# YOUR OBJECTIVE
Count the lines below that contain the word "text". Give only the number.
BEGIN RECORDS
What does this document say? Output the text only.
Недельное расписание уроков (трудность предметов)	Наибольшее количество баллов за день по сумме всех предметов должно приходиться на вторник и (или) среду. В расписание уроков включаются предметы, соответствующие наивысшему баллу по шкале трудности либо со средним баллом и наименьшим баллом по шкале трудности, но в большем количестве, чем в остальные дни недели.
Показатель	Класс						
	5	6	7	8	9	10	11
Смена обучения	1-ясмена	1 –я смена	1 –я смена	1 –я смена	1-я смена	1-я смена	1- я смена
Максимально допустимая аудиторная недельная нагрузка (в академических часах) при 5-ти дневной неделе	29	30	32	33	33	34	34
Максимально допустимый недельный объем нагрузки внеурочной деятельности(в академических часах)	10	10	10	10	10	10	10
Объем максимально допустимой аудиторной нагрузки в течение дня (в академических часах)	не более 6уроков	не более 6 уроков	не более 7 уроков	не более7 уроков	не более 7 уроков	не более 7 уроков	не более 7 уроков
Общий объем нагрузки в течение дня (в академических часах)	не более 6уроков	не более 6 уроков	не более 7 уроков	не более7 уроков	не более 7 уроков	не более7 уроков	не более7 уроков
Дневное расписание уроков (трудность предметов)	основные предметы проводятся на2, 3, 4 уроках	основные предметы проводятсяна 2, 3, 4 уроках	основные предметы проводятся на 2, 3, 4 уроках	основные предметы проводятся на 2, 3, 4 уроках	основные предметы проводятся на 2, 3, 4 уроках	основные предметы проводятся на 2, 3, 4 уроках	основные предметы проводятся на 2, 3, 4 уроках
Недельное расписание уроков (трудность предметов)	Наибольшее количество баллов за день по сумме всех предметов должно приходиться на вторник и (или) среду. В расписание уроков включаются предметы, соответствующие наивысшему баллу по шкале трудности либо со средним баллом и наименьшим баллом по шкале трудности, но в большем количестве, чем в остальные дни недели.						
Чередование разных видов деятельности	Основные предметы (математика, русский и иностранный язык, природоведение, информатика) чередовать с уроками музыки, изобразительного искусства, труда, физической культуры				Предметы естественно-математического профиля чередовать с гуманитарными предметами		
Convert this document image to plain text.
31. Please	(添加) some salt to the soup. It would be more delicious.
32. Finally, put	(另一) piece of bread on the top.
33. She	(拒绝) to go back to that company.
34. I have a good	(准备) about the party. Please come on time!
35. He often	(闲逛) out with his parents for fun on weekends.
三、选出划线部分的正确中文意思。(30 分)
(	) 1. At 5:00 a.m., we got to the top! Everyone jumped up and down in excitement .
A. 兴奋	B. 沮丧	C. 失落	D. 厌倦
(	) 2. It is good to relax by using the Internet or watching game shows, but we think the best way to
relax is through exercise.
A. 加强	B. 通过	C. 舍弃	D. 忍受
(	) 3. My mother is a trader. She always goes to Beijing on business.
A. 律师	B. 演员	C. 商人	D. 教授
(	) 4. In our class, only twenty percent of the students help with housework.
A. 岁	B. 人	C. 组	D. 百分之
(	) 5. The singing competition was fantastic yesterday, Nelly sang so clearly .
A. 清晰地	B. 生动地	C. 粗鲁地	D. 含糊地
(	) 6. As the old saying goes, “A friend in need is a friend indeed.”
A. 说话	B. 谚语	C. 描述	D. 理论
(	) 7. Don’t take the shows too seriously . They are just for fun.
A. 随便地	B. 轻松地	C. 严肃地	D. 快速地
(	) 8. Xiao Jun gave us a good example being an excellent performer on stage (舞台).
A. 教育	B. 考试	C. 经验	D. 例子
END RECORDS
# WRITTEN ANSWER
2